EXERCISE TASK:
Restate the records in their entirety, word for word.

INFORMATION PROVIDED:
———

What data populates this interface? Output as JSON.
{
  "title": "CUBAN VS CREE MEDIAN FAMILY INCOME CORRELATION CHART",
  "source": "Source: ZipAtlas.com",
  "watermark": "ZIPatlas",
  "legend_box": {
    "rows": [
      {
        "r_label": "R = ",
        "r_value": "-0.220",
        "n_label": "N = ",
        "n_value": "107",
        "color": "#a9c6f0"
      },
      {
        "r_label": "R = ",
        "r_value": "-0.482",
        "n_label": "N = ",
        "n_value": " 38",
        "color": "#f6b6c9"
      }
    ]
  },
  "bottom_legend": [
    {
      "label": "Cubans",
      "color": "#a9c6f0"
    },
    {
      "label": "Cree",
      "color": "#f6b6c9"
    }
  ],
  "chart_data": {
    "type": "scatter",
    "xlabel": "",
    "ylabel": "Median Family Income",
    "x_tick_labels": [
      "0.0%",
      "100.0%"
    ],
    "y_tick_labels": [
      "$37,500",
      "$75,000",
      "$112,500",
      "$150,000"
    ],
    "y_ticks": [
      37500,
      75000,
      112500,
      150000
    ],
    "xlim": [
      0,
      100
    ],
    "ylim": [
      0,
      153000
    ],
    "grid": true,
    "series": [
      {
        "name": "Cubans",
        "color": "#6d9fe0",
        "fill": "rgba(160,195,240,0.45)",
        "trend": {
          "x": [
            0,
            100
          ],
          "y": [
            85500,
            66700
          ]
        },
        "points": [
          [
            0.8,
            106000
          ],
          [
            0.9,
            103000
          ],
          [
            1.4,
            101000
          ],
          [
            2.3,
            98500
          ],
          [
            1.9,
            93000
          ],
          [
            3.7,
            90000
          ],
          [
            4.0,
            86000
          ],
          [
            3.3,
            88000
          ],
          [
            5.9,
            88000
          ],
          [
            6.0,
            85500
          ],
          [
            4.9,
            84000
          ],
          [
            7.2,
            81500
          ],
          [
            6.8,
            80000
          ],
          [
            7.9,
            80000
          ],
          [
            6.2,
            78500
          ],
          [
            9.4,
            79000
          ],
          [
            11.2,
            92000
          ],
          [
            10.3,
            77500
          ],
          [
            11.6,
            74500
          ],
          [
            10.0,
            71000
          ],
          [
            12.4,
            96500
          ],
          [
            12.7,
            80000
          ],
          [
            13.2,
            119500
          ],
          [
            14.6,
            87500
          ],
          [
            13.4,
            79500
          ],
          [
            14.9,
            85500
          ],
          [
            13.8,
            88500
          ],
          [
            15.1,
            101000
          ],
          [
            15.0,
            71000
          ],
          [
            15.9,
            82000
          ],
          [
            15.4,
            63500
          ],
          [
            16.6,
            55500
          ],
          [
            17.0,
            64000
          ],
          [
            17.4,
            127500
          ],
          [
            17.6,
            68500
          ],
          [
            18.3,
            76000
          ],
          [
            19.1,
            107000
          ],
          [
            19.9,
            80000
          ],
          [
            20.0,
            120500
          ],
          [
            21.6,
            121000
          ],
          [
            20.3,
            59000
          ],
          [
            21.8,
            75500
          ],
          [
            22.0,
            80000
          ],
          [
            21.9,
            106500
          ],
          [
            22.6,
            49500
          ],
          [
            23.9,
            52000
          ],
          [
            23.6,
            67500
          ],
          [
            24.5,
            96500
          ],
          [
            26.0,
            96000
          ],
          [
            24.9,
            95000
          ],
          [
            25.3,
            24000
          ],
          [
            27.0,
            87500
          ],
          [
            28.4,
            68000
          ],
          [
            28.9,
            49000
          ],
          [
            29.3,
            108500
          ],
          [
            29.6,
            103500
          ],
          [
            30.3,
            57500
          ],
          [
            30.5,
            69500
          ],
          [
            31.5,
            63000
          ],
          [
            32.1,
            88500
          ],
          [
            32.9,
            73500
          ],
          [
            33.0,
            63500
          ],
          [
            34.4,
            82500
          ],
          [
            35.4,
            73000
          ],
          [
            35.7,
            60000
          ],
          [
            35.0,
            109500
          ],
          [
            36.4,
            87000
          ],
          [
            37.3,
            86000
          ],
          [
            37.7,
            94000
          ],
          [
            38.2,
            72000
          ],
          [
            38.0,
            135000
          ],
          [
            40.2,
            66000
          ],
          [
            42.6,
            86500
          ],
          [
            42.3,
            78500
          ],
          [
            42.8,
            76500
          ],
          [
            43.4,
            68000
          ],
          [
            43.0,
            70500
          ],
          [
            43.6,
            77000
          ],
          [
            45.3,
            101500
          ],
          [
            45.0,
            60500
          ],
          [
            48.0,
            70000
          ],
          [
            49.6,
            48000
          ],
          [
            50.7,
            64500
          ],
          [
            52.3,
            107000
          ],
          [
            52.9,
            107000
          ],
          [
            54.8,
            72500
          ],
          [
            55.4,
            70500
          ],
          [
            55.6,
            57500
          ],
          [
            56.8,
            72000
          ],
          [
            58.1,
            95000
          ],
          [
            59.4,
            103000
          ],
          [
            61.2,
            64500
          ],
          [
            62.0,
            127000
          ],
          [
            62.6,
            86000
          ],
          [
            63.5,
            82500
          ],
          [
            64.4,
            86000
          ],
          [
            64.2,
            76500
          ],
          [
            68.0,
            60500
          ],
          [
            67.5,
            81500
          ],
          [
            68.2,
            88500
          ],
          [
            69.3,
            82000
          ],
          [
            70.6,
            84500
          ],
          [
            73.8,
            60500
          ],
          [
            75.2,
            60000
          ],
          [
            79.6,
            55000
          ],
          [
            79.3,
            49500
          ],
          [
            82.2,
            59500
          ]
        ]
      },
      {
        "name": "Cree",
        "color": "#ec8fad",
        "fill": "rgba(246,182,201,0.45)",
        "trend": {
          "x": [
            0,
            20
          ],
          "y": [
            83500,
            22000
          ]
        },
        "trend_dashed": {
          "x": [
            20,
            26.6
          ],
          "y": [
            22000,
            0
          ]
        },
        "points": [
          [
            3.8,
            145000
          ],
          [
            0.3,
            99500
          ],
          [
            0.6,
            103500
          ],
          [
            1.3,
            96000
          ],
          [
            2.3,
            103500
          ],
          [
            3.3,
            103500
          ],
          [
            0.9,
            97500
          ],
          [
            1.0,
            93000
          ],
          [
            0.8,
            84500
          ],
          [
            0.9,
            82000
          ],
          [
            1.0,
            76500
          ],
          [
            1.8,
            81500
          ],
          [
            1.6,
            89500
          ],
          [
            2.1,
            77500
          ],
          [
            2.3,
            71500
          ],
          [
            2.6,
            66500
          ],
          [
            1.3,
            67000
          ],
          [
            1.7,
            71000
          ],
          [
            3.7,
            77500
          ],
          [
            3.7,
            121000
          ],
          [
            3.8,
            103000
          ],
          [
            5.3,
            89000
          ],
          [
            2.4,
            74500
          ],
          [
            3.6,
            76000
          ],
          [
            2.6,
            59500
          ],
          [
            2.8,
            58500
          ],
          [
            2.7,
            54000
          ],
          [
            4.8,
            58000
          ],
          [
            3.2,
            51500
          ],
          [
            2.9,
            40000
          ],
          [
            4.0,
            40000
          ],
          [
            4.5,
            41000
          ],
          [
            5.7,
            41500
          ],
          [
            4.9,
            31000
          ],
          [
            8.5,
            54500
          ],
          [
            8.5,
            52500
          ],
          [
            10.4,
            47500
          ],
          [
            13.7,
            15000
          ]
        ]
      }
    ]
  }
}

———

THE RESULT:
What data populates this interface? Output as JSON.
{
  "title": "CUBAN VS CREE MEDIAN FAMILY INCOME CORRELATION CHART",
  "source": "Source: ZipAtlas.com",
  "watermark": "ZIPatlas",
  "legend_box": {
    "rows": [
      {
        "r_label": "R = ",
        "r_value": "-0.220",
        "n_label": "N = ",
        "n_value": "107",
        "color": "#a9c6f0"
      },
      {
        "r_label": "R = ",
        "r_value": "-0.482",
        "n_label": "N = ",
        "n_value": " 38",
        "color": "#f6b6c9"
      }
    ]
  },
  "bottom_legend": [
    {
      "label": "Cubans",
      "color": "#a9c6f0"
    },
    {
      "label": "Cree",
      "color": "#f6b6c9"
    }
  ],
  "chart_data": {
    "type": "scatter",
    "xlabel": "",
    "ylabel": "Median Family Income",
    "x_tick_labels": [
      "0.0%",
      "100.0%"
    ],
    "y_tick_labels": [
      "$37,500",
      "$75,000",
      "$112,500",
      "$150,000"
    ],
    "y_ticks": [
      37500,
      75000,
      112500,
      150000
    ],
    "xlim": [
      0,
      100
    ],
    "ylim": [
      0,
      153000
    ],
    "grid": true,
    "series": [
      {
        "name": "Cubans",
        "color": "#6d9fe0",
        "fill": "rgba(160,195,240,0.45)",
        "trend": {
          "x": [
            0,
            100
          ],
          "y": [
            85500,
            66700
          ]
        },
        "points": [
          [
            0.8,
            106000
          ],
          [
            0.9,
            103000
          ],
          [
            1.4,
            101000
          ],
          [
            2.3,
            98500
          ],
          [
            1.9,
            93000
          ],
          [
            3.7,
            90000
          ],
          [
            4.0,
            86000
          ],
          [
            3.3,
            88000
          ],
          [
            5.9,
            88000
          ],
          [
            6.0,
            85500
          ],
          [
            4.9,
            84000
          ],
          [
            7.2,
            81500
          ],
          [
            6.8,
            80000
          ],
          [
            7.9,
            80000
          ],
          [
            6.2,
            78500
          ],
          [
            9.4,
            79000
          ],
          [
            11.2,
            92000
          ],
          [
            10.3,
            77500
          ],
          [
            11.6,
            74500
          ],
          [
            10.0,
            71000
          ],
          [
            12.4,
            96500
          ],
          [
            12.7,
            80000
          ],
          [
            13.2,
            119500
          ],
          [
            14.6,
            87500
          ],
          [
            13.4,
            79500
          ],
          [
            14.9,
            85500
          ],
          [
            13.8,
            88500
          ],
          [
            15.1,
            101000
          ],
          [
            15.0,
            71000
          ],
          [
            15.9,
            82000
          ],
          [
            15.4,
            63500
          ],
          [
            16.6,
            55500
          ],
          [
            17.0,
            64000
          ],
          [
            17.4,
            127500
          ],
          [
            17.6,
            68500
          ],
          [
            18.3,
            76000
          ],
          [
            19.1,
            107000
          ],
          [
            19.9,
            80000
          ],
          [
            20.0,
            120500
          ],
          [
            21.6,
            121000
          ],
          [
            20.3,
            59000
          ],
          [
            21.8,
            75500
          ],
          [
            22.0,
            80000
          ],
          [
            21.9,
            106500
          ],
          [
            22.6,
            49500
          ],
          [
            23.9,
            52000
          ],
          [
            23.6,
            67500
          ],
          [
            24.5,
            96500
          ],
          [
            26.0,
            96000
          ],
          [
            24.9,
            95000
          ],
          [
            25.3,
            24000
          ],
          [
            27.0,
            87500
          ],
          [
            28.4,
            68000
          ],
          [
            28.9,
            49000
          ],
          [
            29.3,
            108500
          ],
          [
            29.6,
            103500
          ],
          [
            30.3,
            57500
          ],
          [
            30.5,
            69500
          ],
          [
            31.5,
            63000
          ],
          [
            32.1,
            88500
          ],
          [
            32.9,
            73500
          ],
          [
            33.0,
            63500
          ],
          [
            34.4,
            82500
          ],
          [
            35.4,
            73000
          ],
          [
            35.7,
            60000
          ],
          [
            35.0,
            109500
          ],
          [
            36.4,
            87000
          ],
          [
            37.3,
            86000
          ],
          [
            37.7,
            94000
          ],
          [
            38.2,
            72000
          ],
          [
            38.0,
            135000
          ],
          [
            40.2,
            66000
          ],
          [
            42.6,
            86500
          ],
          [
            42.3,
            78500
          ],
          [
            42.8,
            76500
          ],
          [
            43.4,
            68000
          ],
          [
            43.0,
            70500
          ],
          [
            43.6,
            77000
          ],
          [
            45.3,
            101500
          ],
          [
            45.0,
            60500
          ],
          [
            48.0,
            70000
          ],
          [
            49.6,
            48000
          ],
          [
            50.7,
            64500
          ],
          [
            52.3,
            107000
          ],
          [
            52.9,
            107000
          ],
          [
            54.8,
            72500
          ],
          [
            55.4,
            70500
          ],
          [
            55.6,
            57500
          ],
          [
            56.8,
            72000
          ],
          [
            58.1,
            95000
          ],
          [
            59.4,
            103000
          ],
          [
            61.2,
            64500
          ],
          [
            62.0,
            127000
          ],
          [
            62.6,
            86000
          ],
          [
            63.5,
            82500
          ],
          [
            64.4,
            86000
          ],
          [
            64.2,
            76500
          ],
          [
            68.0,
            60500
          ],
          [
            67.5,
            81500
          ],
          [
            68.2,
            88500
          ],
          [
            69.3,
            82000
          ],
          [
            70.6,
            84500
          ],
          [
            73.8,
            60500
          ],
          [
            75.2,
            60000
          ],
          [
            79.6,
            55000
          ],
          [
            79.3,
            49500
          ],
          [
            82.2,
            59500
          ]
        ]
      },
      {
        "name": "Cree",
        "color": "#ec8fad",
        "fill": "rgba(246,182,201,0.45)",
        "trend": {
          "x": [
            0,
            20
          ],
          "y": [
            83500,
            22000
          ]
        },
        "trend_dashed": {
          "x": [
            20,
            26.6
          ],
          "y": [
            22000,
            0
          ]
        },
        "points": [
          [
            3.8,
            145000
          ],
          [
            0.3,
            99500
          ],
          [
            0.6,
            103500
          ],
          [
            1.3,
            96000
          ],
          [
            2.3,
            103500
          ],
          [
            3.3,
            103500
          ],
          [
            0.9,
            97500
          ],
          [
            1.0,
            93000
          ],
          [
            0.8,
            84500
          ],
          [
            0.9,
            82000
          ],
          [
            1.0,
            76500
          ],
          [
            1.8,
            81500
          ],
          [
            1.6,
            89500
          ],
          [
            2.1,
            77500
          ],
          [
            2.3,
            71500
          ],
          [
            2.6,
            66500
          ],
          [
            1.3,
            67000
          ],
          [
            1.7,
            71000
          ],
          [
            3.7,
            77500
          ],
          [
            3.7,
            121000
          ],
          [
            3.8,
            103000
          ],
          [
            5.3,
            89000
          ],
          [
            2.4,
            74500
          ],
          [
            3.6,
            76000
          ],
          [
            2.6,
            59500
          ],
          [
            2.8,
            58500
          ],
          [
            2.7,
            54000
          ],
          [
            4.8,
            58000
          ],
          [
            3.2,
            51500
          ],
          [
            2.9,
            40000
          ],
          [
            4.0,
            40000
          ],
          [
            4.5,
            41000
          ],
          [
            5.7,
            41500
          ],
          [
            4.9,
            31000
          ],
          [
            8.5,
            54500
          ],
          [
            8.5,
            52500
          ],
          [
            10.4,
            47500
          ],
          [
            13.7,
            15000
          ]
        ]
      }
    ]
  }
}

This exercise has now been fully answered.